**Supplied information**
☆ ☆ ☆ ☆
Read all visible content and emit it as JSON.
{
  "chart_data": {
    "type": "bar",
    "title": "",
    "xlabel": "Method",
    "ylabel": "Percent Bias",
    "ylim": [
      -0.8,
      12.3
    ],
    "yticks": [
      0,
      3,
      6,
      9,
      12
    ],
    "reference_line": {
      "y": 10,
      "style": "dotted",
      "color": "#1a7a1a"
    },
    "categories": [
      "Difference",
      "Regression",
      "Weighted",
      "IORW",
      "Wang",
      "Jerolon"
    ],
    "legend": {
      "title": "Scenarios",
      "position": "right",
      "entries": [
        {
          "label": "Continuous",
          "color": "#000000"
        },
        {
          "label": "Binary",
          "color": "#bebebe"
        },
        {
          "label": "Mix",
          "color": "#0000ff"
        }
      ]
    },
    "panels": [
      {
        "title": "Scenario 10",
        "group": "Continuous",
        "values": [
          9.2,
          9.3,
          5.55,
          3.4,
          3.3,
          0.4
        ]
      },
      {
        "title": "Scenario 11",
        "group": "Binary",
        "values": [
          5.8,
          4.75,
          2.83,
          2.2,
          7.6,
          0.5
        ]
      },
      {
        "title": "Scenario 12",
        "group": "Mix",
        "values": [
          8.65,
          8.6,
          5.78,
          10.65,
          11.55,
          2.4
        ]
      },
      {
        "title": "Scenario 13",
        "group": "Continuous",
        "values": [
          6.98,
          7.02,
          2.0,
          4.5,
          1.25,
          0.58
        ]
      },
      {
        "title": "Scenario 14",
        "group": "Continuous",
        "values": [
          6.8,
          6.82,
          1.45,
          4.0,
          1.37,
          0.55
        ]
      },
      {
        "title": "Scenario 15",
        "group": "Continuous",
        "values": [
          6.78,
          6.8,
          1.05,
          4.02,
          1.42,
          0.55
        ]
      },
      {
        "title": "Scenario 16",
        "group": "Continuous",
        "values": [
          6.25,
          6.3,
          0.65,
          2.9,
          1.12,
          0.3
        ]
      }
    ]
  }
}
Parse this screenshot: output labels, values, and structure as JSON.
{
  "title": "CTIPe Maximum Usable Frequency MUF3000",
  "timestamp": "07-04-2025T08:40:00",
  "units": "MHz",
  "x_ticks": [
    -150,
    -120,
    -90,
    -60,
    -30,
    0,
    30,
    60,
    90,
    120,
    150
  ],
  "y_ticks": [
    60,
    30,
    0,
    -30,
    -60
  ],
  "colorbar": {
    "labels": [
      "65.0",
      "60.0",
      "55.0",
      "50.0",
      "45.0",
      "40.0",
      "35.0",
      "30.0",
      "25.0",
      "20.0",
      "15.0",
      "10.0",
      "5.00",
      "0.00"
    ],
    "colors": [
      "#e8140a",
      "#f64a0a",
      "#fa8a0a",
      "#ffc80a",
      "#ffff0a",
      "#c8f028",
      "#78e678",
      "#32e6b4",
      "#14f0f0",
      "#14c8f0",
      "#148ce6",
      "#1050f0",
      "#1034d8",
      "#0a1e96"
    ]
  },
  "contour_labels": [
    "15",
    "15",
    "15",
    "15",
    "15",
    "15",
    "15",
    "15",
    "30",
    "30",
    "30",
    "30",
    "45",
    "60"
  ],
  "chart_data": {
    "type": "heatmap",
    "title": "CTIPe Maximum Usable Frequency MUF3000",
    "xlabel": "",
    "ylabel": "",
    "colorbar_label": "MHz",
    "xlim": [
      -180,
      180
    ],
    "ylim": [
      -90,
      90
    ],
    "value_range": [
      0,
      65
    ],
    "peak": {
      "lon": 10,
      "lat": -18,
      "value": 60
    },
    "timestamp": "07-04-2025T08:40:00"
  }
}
☆ ☆ ☆ ☆
**The request**
State how many lines of the data include the word "JSON", with nothing else.

**Result below**
2